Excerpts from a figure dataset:
┌────────

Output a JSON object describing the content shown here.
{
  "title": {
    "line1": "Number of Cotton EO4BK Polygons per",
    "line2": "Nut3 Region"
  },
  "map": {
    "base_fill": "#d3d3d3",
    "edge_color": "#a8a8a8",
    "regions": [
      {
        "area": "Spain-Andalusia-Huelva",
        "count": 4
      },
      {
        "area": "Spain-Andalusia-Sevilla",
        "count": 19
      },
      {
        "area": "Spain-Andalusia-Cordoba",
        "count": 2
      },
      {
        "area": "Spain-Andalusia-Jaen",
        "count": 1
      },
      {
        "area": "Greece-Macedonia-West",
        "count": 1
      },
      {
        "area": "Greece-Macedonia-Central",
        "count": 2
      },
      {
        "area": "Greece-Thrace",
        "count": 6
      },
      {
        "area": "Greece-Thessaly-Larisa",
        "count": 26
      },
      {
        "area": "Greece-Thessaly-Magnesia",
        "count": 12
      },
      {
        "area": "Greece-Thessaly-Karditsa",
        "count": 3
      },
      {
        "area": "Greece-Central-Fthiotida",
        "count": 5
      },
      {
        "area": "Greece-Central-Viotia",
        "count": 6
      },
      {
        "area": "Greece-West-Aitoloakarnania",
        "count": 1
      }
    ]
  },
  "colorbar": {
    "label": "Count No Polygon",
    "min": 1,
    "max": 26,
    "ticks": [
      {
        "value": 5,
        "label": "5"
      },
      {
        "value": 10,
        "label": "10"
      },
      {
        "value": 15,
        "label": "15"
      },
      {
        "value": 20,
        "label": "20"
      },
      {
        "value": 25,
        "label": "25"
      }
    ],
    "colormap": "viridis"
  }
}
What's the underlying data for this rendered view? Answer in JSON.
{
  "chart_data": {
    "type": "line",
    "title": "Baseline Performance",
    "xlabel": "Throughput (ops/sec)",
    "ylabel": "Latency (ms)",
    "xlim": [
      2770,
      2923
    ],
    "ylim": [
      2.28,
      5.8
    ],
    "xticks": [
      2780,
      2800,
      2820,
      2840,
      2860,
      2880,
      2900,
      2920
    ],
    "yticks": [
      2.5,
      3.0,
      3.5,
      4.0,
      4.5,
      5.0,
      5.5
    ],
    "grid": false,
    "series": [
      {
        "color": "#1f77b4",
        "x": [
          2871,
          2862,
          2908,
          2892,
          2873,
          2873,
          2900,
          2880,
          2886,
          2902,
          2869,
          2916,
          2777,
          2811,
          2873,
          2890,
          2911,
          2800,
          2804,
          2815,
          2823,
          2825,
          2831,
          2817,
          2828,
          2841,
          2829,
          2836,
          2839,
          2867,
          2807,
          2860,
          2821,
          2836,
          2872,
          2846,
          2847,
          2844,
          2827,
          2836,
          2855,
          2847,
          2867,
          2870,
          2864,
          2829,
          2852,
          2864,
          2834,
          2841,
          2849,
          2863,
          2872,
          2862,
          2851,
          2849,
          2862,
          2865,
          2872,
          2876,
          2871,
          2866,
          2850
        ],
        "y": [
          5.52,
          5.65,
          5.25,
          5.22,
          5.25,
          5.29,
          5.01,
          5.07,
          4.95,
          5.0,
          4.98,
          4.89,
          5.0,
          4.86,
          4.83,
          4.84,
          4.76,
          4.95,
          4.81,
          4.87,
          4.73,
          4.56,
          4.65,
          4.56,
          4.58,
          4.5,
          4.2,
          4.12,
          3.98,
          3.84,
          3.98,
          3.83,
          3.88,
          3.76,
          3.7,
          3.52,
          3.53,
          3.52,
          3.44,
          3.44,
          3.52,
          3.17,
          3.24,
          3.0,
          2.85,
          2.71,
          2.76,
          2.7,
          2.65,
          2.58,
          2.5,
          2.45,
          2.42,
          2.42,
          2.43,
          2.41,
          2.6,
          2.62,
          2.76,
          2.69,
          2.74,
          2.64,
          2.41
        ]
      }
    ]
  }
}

└────────

Copy all of the data. Keep every word exactly as it is.

Output a JSON object describing the content shown here.
{
  "title": {
    "line1": "Number of Cotton EO4BK Polygons per",
    "line2": "Nut3 Region"
  },
  "map": {
    "base_fill": "#d3d3d3",
    "edge_color": "#a8a8a8",
    "regions": [
      {
        "area": "Spain-Andalusia-Huelva",
        "count": 4
      },
      {
        "area": "Spain-Andalusia-Sevilla",
        "count": 19
      },
      {
        "area": "Spain-Andalusia-Cordoba",
        "count": 2
      },
      {
        "area": "Spain-Andalusia-Jaen",
        "count": 1
      },
      {
        "area": "Greece-Macedonia-West",
        "count": 1
      },
      {
        "area": "Greece-Macedonia-Central",
        "count": 2
      },
      {
        "area": "Greece-Thrace",
        "count": 6
      },
      {
        "area": "Greece-Thessaly-Larisa",
        "count": 26
      },
      {
        "area": "Greece-Thessaly-Magnesia",
        "count": 12
      },
      {
        "area": "Greece-Thessaly-Karditsa",
        "count": 3
      },
      {
        "area": "Greece-Central-Fthiotida",
        "count": 5
      },
      {
        "area": "Greece-Central-Viotia",
        "count": 6
      },
      {
        "area": "Greece-West-Aitoloakarnania",
        "count": 1
      }
    ]
  },
  "colorbar": {
    "label": "Count No Polygon",
    "min": 1,
    "max": 26,
    "ticks": [
      {
        "value": 5,
        "label": "5"
      },
      {
        "value": 10,
        "label": "10"
      },
      {
        "value": 15,
        "label": "15"
      },
      {
        "value": 20,
        "label": "20"
      },
      {
        "value": 25,
        "label": "25"
      }
    ],
    "colormap": "viridis"
  }
}
What's the underlying data for this rendered view? Answer in JSON.
{
  "chart_data": {
    "type": "line",
    "title": "Baseline Performance",
    "xlabel": "Throughput (ops/sec)",
    "ylabel": "Latency (ms)",
    "xlim": [
      2770,
      2923
    ],
    "ylim": [
      2.28,
      5.8
    ],
    "xticks": [
      2780,
      2800,
      2820,
      2840,
      2860,
      2880,
      2900,
      2920
    ],
    "yticks": [
      2.5,
      3.0,
      3.5,
      4.0,
      4.5,
      5.0,
      5.5
    ],
    "grid": false,
    "series": [
      {
        "color": "#1f77b4",
        "x": [
          2871,
          2862,
          2908,
          2892,
          2873,
          2873,
          2900,
          2880,
          2886,
          2902,
          2869,
          2916,
          2777,
          2811,
          2873,
          2890,
          2911,
          2800,
          2804,
          2815,
          2823,
          2825,
          2831,
          2817,
          2828,
          2841,
          2829,
          2836,
          2839,
          2867,
          2807,
          2860,
          2821,
          2836,
          2872,
          2846,
          2847,
          2844,
          2827,
          2836,
          2855,
          2847,
          2867,
          2870,
          2864,
          2829,
          2852,
          2864,
          2834,
          2841,
          2849,
          2863,
          2872,
          2862,
          2851,
          2849,
          2862,
          2865,
          2872,
          2876,
          2871,
          2866,
          2850
        ],
        "y": [
          5.52,
          5.65,
          5.25,
          5.22,
          5.25,
          5.29,
          5.01,
          5.07,
          4.95,
          5.0,
          4.98,
          4.89,
          5.0,
          4.86,
          4.83,
          4.84,
          4.76,
          4.95,
          4.81,
          4.87,
          4.73,
          4.56,
          4.65,
          4.56,
          4.58,
          4.5,
          4.2,
          4.12,
          3.98,
          3.84,
          3.98,
          3.83,
          3.88,
          3.76,
          3.7,
          3.52,
          3.53,
          3.52,
          3.44,
          3.44,
          3.52,
          3.17,
          3.24,
          3.0,
          2.85,
          2.71,
          2.76,
          2.7,
          2.65,
          2.58,
          2.5,
          2.45,
          2.42,
          2.42,
          2.43,
          2.41,
          2.6,
          2.62,
          2.76,
          2.69,
          2.74,
          2.64,
          2.41
        ]
      }
    ]
  }
}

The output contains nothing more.